» **DATA SHOWN**:
══════

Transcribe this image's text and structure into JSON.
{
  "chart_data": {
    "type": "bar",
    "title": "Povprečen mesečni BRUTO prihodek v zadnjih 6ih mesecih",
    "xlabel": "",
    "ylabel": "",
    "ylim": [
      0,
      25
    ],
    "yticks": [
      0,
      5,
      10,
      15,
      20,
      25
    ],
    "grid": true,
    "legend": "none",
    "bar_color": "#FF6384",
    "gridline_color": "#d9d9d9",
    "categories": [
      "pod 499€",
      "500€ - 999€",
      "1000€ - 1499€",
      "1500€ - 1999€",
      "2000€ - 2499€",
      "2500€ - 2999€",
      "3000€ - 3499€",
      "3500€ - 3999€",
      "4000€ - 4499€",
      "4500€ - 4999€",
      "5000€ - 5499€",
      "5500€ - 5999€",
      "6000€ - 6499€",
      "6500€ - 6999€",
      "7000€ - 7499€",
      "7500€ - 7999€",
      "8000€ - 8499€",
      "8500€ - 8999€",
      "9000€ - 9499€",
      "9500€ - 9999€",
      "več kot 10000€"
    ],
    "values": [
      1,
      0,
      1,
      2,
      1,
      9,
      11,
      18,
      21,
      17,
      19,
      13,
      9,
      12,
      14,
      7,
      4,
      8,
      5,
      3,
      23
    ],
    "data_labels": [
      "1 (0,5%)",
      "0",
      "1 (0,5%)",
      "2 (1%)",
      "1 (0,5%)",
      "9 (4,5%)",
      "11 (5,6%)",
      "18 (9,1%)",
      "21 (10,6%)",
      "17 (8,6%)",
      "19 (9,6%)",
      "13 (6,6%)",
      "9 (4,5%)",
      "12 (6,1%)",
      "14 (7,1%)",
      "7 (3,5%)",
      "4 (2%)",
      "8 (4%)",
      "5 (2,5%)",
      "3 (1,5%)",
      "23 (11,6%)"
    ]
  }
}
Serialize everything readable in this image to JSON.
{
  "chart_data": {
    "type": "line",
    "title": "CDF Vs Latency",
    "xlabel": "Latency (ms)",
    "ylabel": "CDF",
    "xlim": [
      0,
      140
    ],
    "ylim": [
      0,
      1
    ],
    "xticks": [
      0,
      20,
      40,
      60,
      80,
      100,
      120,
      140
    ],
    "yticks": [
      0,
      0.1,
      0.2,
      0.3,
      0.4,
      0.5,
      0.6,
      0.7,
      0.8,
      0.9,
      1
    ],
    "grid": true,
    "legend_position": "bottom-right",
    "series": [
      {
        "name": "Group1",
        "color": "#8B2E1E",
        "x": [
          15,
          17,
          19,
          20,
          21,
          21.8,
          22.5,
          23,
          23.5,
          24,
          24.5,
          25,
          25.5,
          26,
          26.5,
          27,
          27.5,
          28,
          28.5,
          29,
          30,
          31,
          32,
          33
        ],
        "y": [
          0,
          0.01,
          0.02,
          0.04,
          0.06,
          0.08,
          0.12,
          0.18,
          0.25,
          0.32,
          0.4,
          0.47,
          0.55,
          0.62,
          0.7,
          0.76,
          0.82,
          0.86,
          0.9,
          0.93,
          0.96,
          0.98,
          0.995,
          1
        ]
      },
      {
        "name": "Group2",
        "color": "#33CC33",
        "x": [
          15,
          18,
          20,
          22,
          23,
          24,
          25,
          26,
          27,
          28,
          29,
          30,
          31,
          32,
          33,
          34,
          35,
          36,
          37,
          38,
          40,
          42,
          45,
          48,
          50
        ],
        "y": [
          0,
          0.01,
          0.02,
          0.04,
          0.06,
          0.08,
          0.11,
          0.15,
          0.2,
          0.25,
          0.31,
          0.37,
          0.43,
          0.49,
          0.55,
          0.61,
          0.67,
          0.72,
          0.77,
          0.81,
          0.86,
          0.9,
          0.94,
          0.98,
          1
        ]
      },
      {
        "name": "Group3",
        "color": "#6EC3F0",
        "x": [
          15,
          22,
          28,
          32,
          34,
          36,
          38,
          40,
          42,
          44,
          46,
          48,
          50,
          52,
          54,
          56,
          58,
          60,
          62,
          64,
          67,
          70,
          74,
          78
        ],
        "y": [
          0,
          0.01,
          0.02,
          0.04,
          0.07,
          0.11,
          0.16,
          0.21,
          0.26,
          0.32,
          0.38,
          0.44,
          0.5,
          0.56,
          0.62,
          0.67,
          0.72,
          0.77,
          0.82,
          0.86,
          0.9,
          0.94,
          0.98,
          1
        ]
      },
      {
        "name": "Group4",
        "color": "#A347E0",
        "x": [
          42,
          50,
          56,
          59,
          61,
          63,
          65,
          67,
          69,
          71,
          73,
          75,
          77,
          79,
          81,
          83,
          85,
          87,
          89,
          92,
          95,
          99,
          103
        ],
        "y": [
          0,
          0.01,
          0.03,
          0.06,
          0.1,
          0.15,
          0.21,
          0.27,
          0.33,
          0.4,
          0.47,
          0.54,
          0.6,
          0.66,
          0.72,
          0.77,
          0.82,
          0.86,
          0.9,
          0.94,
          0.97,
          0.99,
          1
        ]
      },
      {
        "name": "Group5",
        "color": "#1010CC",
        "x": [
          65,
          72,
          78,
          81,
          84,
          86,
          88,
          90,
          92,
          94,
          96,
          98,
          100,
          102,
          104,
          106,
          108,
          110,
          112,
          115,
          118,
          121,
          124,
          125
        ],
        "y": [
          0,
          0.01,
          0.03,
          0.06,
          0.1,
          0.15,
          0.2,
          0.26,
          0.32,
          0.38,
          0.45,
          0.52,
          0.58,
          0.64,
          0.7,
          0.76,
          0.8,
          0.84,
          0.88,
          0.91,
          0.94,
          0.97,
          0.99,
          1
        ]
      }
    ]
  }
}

══════

» **REQUIREMENT**:
Send back all of the entries exactly, with nothing missing.

» **FINISHED TASK**:
Transcribe this image's text and structure into JSON.
{
  "chart_data": {
    "type": "bar",
    "title": "Povprečen mesečni BRUTO prihodek v zadnjih 6ih mesecih",
    "xlabel": "",
    "ylabel": "",
    "ylim": [
      0,
      25
    ],
    "yticks": [
      0,
      5,
      10,
      15,
      20,
      25
    ],
    "grid": true,
    "legend": "none",
    "bar_color": "#FF6384",
    "gridline_color": "#d9d9d9",
    "categories": [
      "pod 499€",
      "500€ - 999€",
      "1000€ - 1499€",
      "1500€ - 1999€",
      "2000€ - 2499€",
      "2500€ - 2999€",
      "3000€ - 3499€",
      "3500€ - 3999€",
      "4000€ - 4499€",
      "4500€ - 4999€",
      "5000€ - 5499€",
      "5500€ - 5999€",
      "6000€ - 6499€",
      "6500€ - 6999€",
      "7000€ - 7499€",
      "7500€ - 7999€",
      "8000€ - 8499€",
      "8500€ - 8999€",
      "9000€ - 9499€",
      "9500€ - 9999€",
      "več kot 10000€"
    ],
    "values": [
      1,
      0,
      1,
      2,
      1,
      9,
      11,
      18,
      21,
      17,
      19,
      13,
      9,
      12,
      14,
      7,
      4,
      8,
      5,
      3,
      23
    ],
    "data_labels": [
      "1 (0,5%)",
      "0",
      "1 (0,5%)",
      "2 (1%)",
      "1 (0,5%)",
      "9 (4,5%)",
      "11 (5,6%)",
      "18 (9,1%)",
      "21 (10,6%)",
      "17 (8,6%)",
      "19 (9,6%)",
      "13 (6,6%)",
      "9 (4,5%)",
      "12 (6,1%)",
      "14 (7,1%)",
      "7 (3,5%)",
      "4 (2%)",
      "8 (4%)",
      "5 (2,5%)",
      "3 (1,5%)",
      "23 (11,6%)"
    ]
  }
}
Serialize everything readable in this image to JSON.
{
  "chart_data": {
    "type": "line",
    "title": "CDF Vs Latency",
    "xlabel": "Latency (ms)",
    "ylabel": "CDF",
    "xlim": [
      0,
      140
    ],
    "ylim": [
      0,
      1
    ],
    "xticks": [
      0,
      20,
      40,
      60,
      80,
      100,
      120,
      140
    ],
    "yticks": [
      0,
      0.1,
      0.2,
      0.3,
      0.4,
      0.5,
      0.6,
      0.7,
      0.8,
      0.9,
      1
    ],
    "grid": true,
    "legend_position": "bottom-right",
    "series": [
      {
        "name": "Group1",
        "color": "#8B2E1E",
        "x": [
          15,
          17,
          19,
          20,
          21,
          21.8,
          22.5,
          23,
          23.5,
          24,
          24.5,
          25,
          25.5,
          26,
          26.5,
          27,
          27.5,
          28,
          28.5,
          29,
          30,
          31,
          32,
          33
        ],
        "y": [
          0,
          0.01,
          0.02,
          0.04,
          0.06,
          0.08,
          0.12,
          0.18,
          0.25,
          0.32,
          0.4,
          0.47,
          0.55,
          0.62,
          0.7,
          0.76,
          0.82,
          0.86,
          0.9,
          0.93,
          0.96,
          0.98,
          0.995,
          1
        ]
      },
      {
        "name": "Group2",
        "color": "#33CC33",
        "x": [
          15,
          18,
          20,
          22,
          23,
          24,
          25,
          26,
          27,
          28,
          29,
          30,
          31,
          32,
          33,
          34,
          35,
          36,
          37,
          38,
          40,
          42,
          45,
          48,
          50
        ],
        "y": [
          0,
          0.01,
          0.02,
          0.04,
          0.06,
          0.08,
          0.11,
          0.15,
          0.2,
          0.25,
          0.31,
          0.37,
          0.43,
          0.49,
          0.55,
          0.61,
          0.67,
          0.72,
          0.77,
          0.81,
          0.86,
          0.9,
          0.94,
          0.98,
          1
        ]
      },
      {
        "name": "Group3",
        "color": "#6EC3F0",
        "x": [
          15,
          22,
          28,
          32,
          34,
          36,
          38,
          40,
          42,
          44,
          46,
          48,
          50,
          52,
          54,
          56,
          58,
          60,
          62,
          64,
          67,
          70,
          74,
          78
        ],
        "y": [
          0,
          0.01,
          0.02,
          0.04,
          0.07,
          0.11,
          0.16,
          0.21,
          0.26,
          0.32,
          0.38,
          0.44,
          0.5,
          0.56,
          0.62,
          0.67,
          0.72,
          0.77,
          0.82,
          0.86,
          0.9,
          0.94,
          0.98,
          1
        ]
      },
      {
        "name": "Group4",
        "color": "#A347E0",
        "x": [
          42,
          50,
          56,
          59,
          61,
          63,
          65,
          67,
          69,
          71,
          73,
          75,
          77,
          79,
          81,
          83,
          85,
          87,
          89,
          92,
          95,
          99,
          103
        ],
        "y": [
          0,
          0.01,
          0.03,
          0.06,
          0.1,
          0.15,
          0.21,
          0.27,
          0.33,
          0.4,
          0.47,
          0.54,
          0.6,
          0.66,
          0.72,
          0.77,
          0.82,
          0.86,
          0.9,
          0.94,
          0.97,
          0.99,
          1
        ]
      },
      {
        "name": "Group5",
        "color": "#1010CC",
        "x": [
          65,
          72,
          78,
          81,
          84,
          86,
          88,
          90,
          92,
          94,
          96,
          98,
          100,
          102,
          104,
          106,
          108,
          110,
          112,
          115,
          118,
          121,
          124,
          125
        ],
        "y": [
          0,
          0.01,
          0.03,
          0.06,
          0.1,
          0.15,
          0.2,
          0.26,
          0.32,
          0.38,
          0.45,
          0.52,
          0.58,
          0.64,
          0.7,
          0.76,
          0.8,
          0.84,
          0.88,
          0.91,
          0.94,
          0.97,
          0.99,
          1
        ]
      }
    ]
  }
}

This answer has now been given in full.